Your goal.
Return every record below exactly as written, but leave out the pictures.

(Data entries)

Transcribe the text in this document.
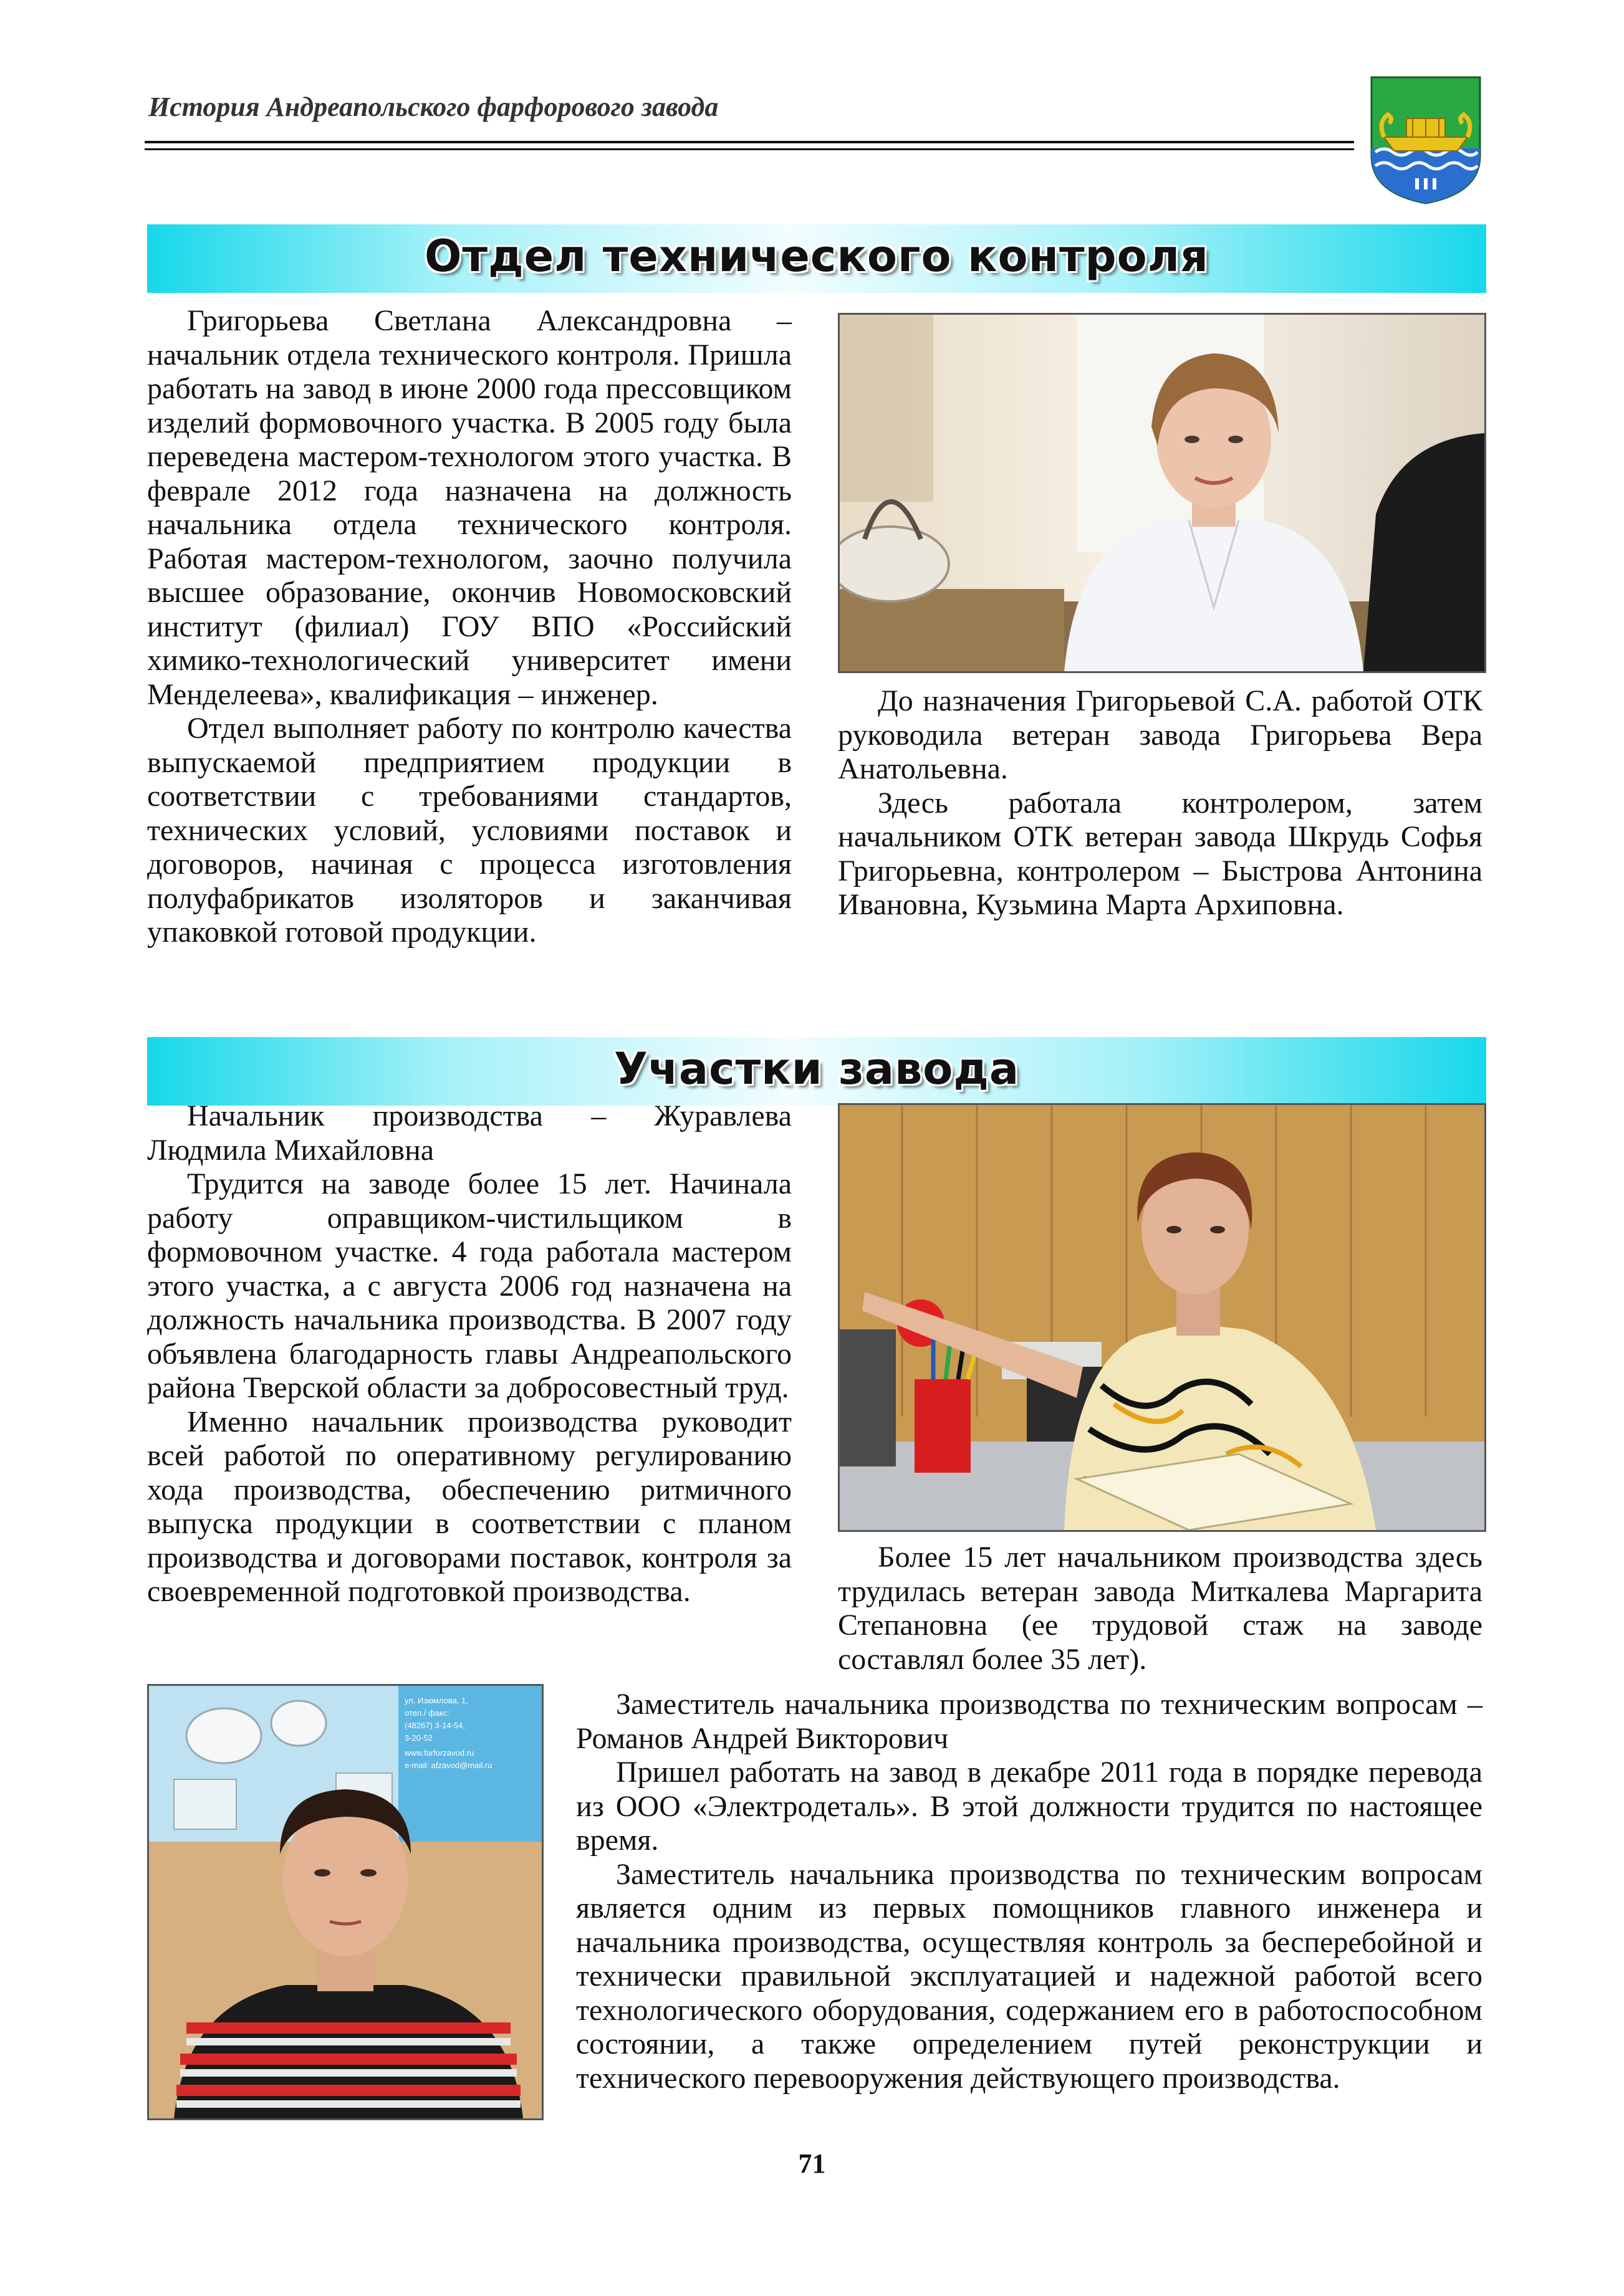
История Андреапольского фарфорового завода
Отдел технического контроля

Григорьева Светлана Александровна – начальник отдела технического контроля. Пришла работать на завод в июне 2000 года прессовщиком изделий формовочного участка. В 2005 году была переведена мастером-технологом этого участка. В феврале 2012 года назначена на должность начальника отдела технического контроля. Работая мастером-технологом, заочно получила высшее образование, окончив Новомосковский институт (филиал) ГОУ ВПО «Российский химико-технологический университет имени Менделеева», квалификация – инженер.

Отдел выполняет работу по контролю качества выпускаемой предприятием продукции в соответствии с требованиями стандартов, технических условий, условиями поставок и договоров, начиная с процесса изготовления полуфабрикатов изоляторов и заканчивая упаковкой готовой продукции.

До назначения Григорьевой С.А. работой ОТК руководила ветеран завода Григорьева Вера Анатольевна.

Здесь работала контролером, затем начальником ОТК ветеран завода Шкрудь Софья Григорьевна, контролером – Быстрова Антонина Ивановна, Кузьмина Марта Архиповна.

Участки завода

Начальник производства – Журавлева Людмила Михайловна

Трудится на заводе более 15 лет. Начинала работу оправщиком-чистильщиком в формовочном участке. 4 года работала мастером этого участка, а с августа 2006 год назначена на должность начальника производства. В 2007 году объявлена благодарность главы Андреапольского района Тверской области за добросовестный труд.

Именно начальник производства руководит всей работой по оперативному регулированию хода производства, обеспечению ритмичного выпуска продукции в соответствии с планом производства и договорами поставок, контроля за своевременной подготовкой производства.

Более 15 лет начальником производства здесь трудилась ветеран завода Миткалева Маргарита Степановна (ее трудовой стаж на заводе составлял более 35 лет).

ул. Изюмлова, 1,
отел./ факс:
(48267) 3-14-54,
3-20-52
www.farforzavod.ru
e-mail: afzavod@mail.ru

Заместитель начальника производства по техническим вопросам – Романов Андрей Викторович

Пришел работать на завод в декабре 2011 года в порядке перевода из ООО «Электродеталь». В этой должности трудится по настоящее время.

Заместитель начальника производства по техническим вопросам является одним из первых помощников главного инженера и начальника производства, осуществляя контроль за бесперебойной и технически правильной эксплуатацией и надежной работой всего технологического оборудования, содержанием его в работоспособном состоянии, а также определением путей реконструкции и технического перевооружения действующего производства.

71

Exercise result.
Transcribe the text in this document.
История Андреапольского фарфорового завода
Отдел технического контроля

Григорьева Светлана Александровна – начальник отдела технического контроля. Пришла работать на завод в июне 2000 года прессовщиком изделий формовочного участка. В 2005 году была переведена мастером-технологом этого участка. В феврале 2012 года назначена на должность начальника отдела технического контроля. Работая мастером-технологом, заочно получила высшее образование, окончив Новомосковский институт (филиал) ГОУ ВПО «Российский химико-технологический университет имени Менделеева», квалификация – инженер.

Отдел выполняет работу по контролю качества выпускаемой предприятием продукции в соответствии с требованиями стандартов, технических условий, условиями поставок и договоров, начиная с процесса изготовления полуфабрикатов изоляторов и заканчивая упаковкой готовой продукции.

До назначения Григорьевой С.А. работой ОТК руководила ветеран завода Григорьева Вера Анатольевна.

Здесь работала контролером, затем начальником ОТК ветеран завода Шкрудь Софья Григорьевна, контролером – Быстрова Антонина Ивановна, Кузьмина Марта Архиповна.

Участки завода

Начальник производства – Журавлева Людмила Михайловна

Трудится на заводе более 15 лет. Начинала работу оправщиком-чистильщиком в формовочном участке. 4 года работала мастером этого участка, а с августа 2006 год назначена на должность начальника производства. В 2007 году объявлена благодарность главы Андреапольского района Тверской области за добросовестный труд.

Именно начальник производства руководит всей работой по оперативному регулированию хода производства, обеспечению ритмичного выпуска продукции в соответствии с планом производства и договорами поставок, контроля за своевременной подготовкой производства.

Более 15 лет начальником производства здесь трудилась ветеран завода Миткалева Маргарита Степановна (ее трудовой стаж на заводе составлял более 35 лет).

ул. Изюмлова, 1,
отел./ факс:
(48267) 3-14-54,
3-20-52
www.farforzavod.ru
e-mail: afzavod@mail.ru

Заместитель начальника производства по техническим вопросам – Романов Андрей Викторович

Пришел работать на завод в декабре 2011 года в порядке перевода из ООО «Электродеталь». В этой должности трудится по настоящее время.

Заместитель начальника производства по техническим вопросам является одним из первых помощников главного инженера и начальника производства, осуществляя контроль за бесперебойной и технически правильной эксплуатацией и надежной работой всего технологического оборудования, содержанием его в работоспособном состоянии, а также определением путей реконструкции и технического перевооружения действующего производства.

71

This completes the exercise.